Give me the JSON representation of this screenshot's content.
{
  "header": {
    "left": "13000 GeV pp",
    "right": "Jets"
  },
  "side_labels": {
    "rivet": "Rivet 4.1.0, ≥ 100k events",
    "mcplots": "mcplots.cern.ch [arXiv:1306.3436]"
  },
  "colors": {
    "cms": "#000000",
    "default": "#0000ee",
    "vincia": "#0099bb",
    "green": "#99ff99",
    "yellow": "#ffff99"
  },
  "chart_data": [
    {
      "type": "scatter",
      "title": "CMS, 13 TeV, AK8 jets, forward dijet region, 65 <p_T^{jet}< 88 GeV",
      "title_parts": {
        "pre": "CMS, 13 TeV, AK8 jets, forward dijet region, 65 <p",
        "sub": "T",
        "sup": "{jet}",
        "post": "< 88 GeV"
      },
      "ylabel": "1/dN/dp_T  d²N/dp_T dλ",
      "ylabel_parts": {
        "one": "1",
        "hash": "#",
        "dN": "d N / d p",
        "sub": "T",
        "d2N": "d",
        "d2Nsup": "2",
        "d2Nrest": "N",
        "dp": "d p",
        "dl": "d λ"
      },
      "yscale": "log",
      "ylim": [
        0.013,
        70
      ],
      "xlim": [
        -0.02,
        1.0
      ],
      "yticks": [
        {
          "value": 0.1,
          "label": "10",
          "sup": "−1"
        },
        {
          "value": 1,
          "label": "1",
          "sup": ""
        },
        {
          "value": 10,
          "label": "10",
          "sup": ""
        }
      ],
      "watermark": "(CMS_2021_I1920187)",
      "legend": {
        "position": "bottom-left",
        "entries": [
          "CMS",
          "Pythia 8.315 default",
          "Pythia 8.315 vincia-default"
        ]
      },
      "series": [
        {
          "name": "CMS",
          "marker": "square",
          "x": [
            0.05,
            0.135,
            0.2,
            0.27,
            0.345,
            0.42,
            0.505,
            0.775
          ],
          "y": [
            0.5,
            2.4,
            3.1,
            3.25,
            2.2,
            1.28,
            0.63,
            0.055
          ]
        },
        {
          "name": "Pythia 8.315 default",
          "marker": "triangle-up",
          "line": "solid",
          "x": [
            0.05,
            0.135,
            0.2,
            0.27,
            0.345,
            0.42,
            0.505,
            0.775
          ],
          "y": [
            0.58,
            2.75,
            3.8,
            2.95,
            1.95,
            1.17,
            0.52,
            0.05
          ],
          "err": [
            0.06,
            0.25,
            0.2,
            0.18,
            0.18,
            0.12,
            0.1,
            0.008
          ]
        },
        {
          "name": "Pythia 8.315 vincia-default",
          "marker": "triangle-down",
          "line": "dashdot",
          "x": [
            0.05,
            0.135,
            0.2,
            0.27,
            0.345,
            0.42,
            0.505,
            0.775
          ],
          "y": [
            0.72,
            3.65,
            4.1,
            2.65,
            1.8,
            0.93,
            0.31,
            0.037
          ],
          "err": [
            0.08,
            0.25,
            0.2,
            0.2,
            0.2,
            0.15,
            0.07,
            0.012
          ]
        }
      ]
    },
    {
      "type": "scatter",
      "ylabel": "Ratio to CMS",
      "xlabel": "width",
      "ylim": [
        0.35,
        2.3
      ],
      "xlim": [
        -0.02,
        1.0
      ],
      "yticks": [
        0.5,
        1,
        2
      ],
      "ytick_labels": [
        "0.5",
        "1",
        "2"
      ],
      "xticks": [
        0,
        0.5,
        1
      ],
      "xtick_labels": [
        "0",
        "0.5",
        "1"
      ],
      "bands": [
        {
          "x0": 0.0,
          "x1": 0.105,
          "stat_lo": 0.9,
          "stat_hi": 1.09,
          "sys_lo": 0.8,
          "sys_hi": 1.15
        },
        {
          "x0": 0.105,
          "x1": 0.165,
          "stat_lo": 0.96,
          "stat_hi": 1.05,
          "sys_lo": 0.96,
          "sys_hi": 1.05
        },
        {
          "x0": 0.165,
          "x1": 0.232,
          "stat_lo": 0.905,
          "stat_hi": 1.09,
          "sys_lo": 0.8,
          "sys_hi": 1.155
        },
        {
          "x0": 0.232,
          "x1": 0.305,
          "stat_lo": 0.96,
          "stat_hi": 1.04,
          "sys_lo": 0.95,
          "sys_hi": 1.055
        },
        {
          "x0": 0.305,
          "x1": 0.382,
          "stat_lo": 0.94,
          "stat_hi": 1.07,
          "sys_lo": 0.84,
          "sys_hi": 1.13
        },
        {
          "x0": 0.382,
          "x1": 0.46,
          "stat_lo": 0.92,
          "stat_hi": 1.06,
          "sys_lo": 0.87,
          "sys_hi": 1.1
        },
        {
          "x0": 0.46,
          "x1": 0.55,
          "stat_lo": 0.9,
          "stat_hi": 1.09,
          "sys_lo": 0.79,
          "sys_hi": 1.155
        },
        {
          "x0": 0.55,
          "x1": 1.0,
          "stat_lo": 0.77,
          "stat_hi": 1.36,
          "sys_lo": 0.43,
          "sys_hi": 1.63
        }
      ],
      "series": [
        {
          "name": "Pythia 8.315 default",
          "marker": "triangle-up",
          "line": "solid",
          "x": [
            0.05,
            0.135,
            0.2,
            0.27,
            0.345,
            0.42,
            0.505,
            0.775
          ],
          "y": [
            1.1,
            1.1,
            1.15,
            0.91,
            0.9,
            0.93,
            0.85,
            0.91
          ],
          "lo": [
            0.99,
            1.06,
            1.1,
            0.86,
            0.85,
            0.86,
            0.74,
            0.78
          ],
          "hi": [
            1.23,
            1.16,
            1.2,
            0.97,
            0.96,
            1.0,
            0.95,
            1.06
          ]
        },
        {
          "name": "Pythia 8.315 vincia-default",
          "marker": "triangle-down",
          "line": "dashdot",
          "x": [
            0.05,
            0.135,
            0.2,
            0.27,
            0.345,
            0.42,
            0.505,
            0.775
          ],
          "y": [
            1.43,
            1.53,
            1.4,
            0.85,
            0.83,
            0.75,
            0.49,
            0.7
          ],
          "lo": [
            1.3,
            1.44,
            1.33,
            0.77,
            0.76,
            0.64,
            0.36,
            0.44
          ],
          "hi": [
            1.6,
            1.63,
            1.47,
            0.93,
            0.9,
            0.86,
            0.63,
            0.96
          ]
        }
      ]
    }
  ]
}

****

_Exercise goal_. Please quote the records above exactly, without skipping a line.

_Exercise response_.
Give me the JSON representation of this screenshot's content.
{
  "header": {
    "left": "13000 GeV pp",
    "right": "Jets"
  },
  "side_labels": {
    "rivet": "Rivet 4.1.0, ≥ 100k events",
    "mcplots": "mcplots.cern.ch [arXiv:1306.3436]"
  },
  "colors": {
    "cms": "#000000",
    "default": "#0000ee",
    "vincia": "#0099bb",
    "green": "#99ff99",
    "yellow": "#ffff99"
  },
  "chart_data": [
    {
      "type": "scatter",
      "title": "CMS, 13 TeV, AK8 jets, forward dijet region, 65 <p_T^{jet}< 88 GeV",
      "title_parts": {
        "pre": "CMS, 13 TeV, AK8 jets, forward dijet region, 65 <p",
        "sub": "T",
        "sup": "{jet}",
        "post": "< 88 GeV"
      },
      "ylabel": "1/dN/dp_T  d²N/dp_T dλ",
      "ylabel_parts": {
        "one": "1",
        "hash": "#",
        "dN": "d N / d p",
        "sub": "T",
        "d2N": "d",
        "d2Nsup": "2",
        "d2Nrest": "N",
        "dp": "d p",
        "dl": "d λ"
      },
      "yscale": "log",
      "ylim": [
        0.013,
        70
      ],
      "xlim": [
        -0.02,
        1.0
      ],
      "yticks": [
        {
          "value": 0.1,
          "label": "10",
          "sup": "−1"
        },
        {
          "value": 1,
          "label": "1",
          "sup": ""
        },
        {
          "value": 10,
          "label": "10",
          "sup": ""
        }
      ],
      "watermark": "(CMS_2021_I1920187)",
      "legend": {
        "position": "bottom-left",
        "entries": [
          "CMS",
          "Pythia 8.315 default",
          "Pythia 8.315 vincia-default"
        ]
      },
      "series": [
        {
          "name": "CMS",
          "marker": "square",
          "x": [
            0.05,
            0.135,
            0.2,
            0.27,
            0.345,
            0.42,
            0.505,
            0.775
          ],
          "y": [
            0.5,
            2.4,
            3.1,
            3.25,
            2.2,
            1.28,
            0.63,
            0.055
          ]
        },
        {
          "name": "Pythia 8.315 default",
          "marker": "triangle-up",
          "line": "solid",
          "x": [
            0.05,
            0.135,
            0.2,
            0.27,
            0.345,
            0.42,
            0.505,
            0.775
          ],
          "y": [
            0.58,
            2.75,
            3.8,
            2.95,
            1.95,
            1.17,
            0.52,
            0.05
          ],
          "err": [
            0.06,
            0.25,
            0.2,
            0.18,
            0.18,
            0.12,
            0.1,
            0.008
          ]
        },
        {
          "name": "Pythia 8.315 vincia-default",
          "marker": "triangle-down",
          "line": "dashdot",
          "x": [
            0.05,
            0.135,
            0.2,
            0.27,
            0.345,
            0.42,
            0.505,
            0.775
          ],
          "y": [
            0.72,
            3.65,
            4.1,
            2.65,
            1.8,
            0.93,
            0.31,
            0.037
          ],
          "err": [
            0.08,
            0.25,
            0.2,
            0.2,
            0.2,
            0.15,
            0.07,
            0.012
          ]
        }
      ]
    },
    {
      "type": "scatter",
      "ylabel": "Ratio to CMS",
      "xlabel": "width",
      "ylim": [
        0.35,
        2.3
      ],
      "xlim": [
        -0.02,
        1.0
      ],
      "yticks": [
        0.5,
        1,
        2
      ],
      "ytick_labels": [
        "0.5",
        "1",
        "2"
      ],
      "xticks": [
        0,
        0.5,
        1
      ],
      "xtick_labels": [
        "0",
        "0.5",
        "1"
      ],
      "bands": [
        {
          "x0": 0.0,
          "x1": 0.105,
          "stat_lo": 0.9,
          "stat_hi": 1.09,
          "sys_lo": 0.8,
          "sys_hi": 1.15
        },
        {
          "x0": 0.105,
          "x1": 0.165,
          "stat_lo": 0.96,
          "stat_hi": 1.05,
          "sys_lo": 0.96,
          "sys_hi": 1.05
        },
        {
          "x0": 0.165,
          "x1": 0.232,
          "stat_lo": 0.905,
          "stat_hi": 1.09,
          "sys_lo": 0.8,
          "sys_hi": 1.155
        },
        {
          "x0": 0.232,
          "x1": 0.305,
          "stat_lo": 0.96,
          "stat_hi": 1.04,
          "sys_lo": 0.95,
          "sys_hi": 1.055
        },
        {
          "x0": 0.305,
          "x1": 0.382,
          "stat_lo": 0.94,
          "stat_hi": 1.07,
          "sys_lo": 0.84,
          "sys_hi": 1.13
        },
        {
          "x0": 0.382,
          "x1": 0.46,
          "stat_lo": 0.92,
          "stat_hi": 1.06,
          "sys_lo": 0.87,
          "sys_hi": 1.1
        },
        {
          "x0": 0.46,
          "x1": 0.55,
          "stat_lo": 0.9,
          "stat_hi": 1.09,
          "sys_lo": 0.79,
          "sys_hi": 1.155
        },
        {
          "x0": 0.55,
          "x1": 1.0,
          "stat_lo": 0.77,
          "stat_hi": 1.36,
          "sys_lo": 0.43,
          "sys_hi": 1.63
        }
      ],
      "series": [
        {
          "name": "Pythia 8.315 default",
          "marker": "triangle-up",
          "line": "solid",
          "x": [
            0.05,
            0.135,
            0.2,
            0.27,
            0.345,
            0.42,
            0.505,
            0.775
          ],
          "y": [
            1.1,
            1.1,
            1.15,
            0.91,
            0.9,
            0.93,
            0.85,
            0.91
          ],
          "lo": [
            0.99,
            1.06,
            1.1,
            0.86,
            0.85,
            0.86,
            0.74,
            0.78
          ],
          "hi": [
            1.23,
            1.16,
            1.2,
            0.97,
            0.96,
            1.0,
            0.95,
            1.06
          ]
        },
        {
          "name": "Pythia 8.315 vincia-default",
          "marker": "triangle-down",
          "line": "dashdot",
          "x": [
            0.05,
            0.135,
            0.2,
            0.27,
            0.345,
            0.42,
            0.505,
            0.775
          ],
          "y": [
            1.43,
            1.53,
            1.4,
            0.85,
            0.83,
            0.75,
            0.49,
            0.7
          ],
          "lo": [
            1.3,
            1.44,
            1.33,
            0.77,
            0.76,
            0.64,
            0.36,
            0.44
          ],
          "hi": [
            1.6,
            1.63,
            1.47,
            0.93,
            0.9,
            0.86,
            0.63,
            0.96
          ]
        }
      ]
    }
  ]
}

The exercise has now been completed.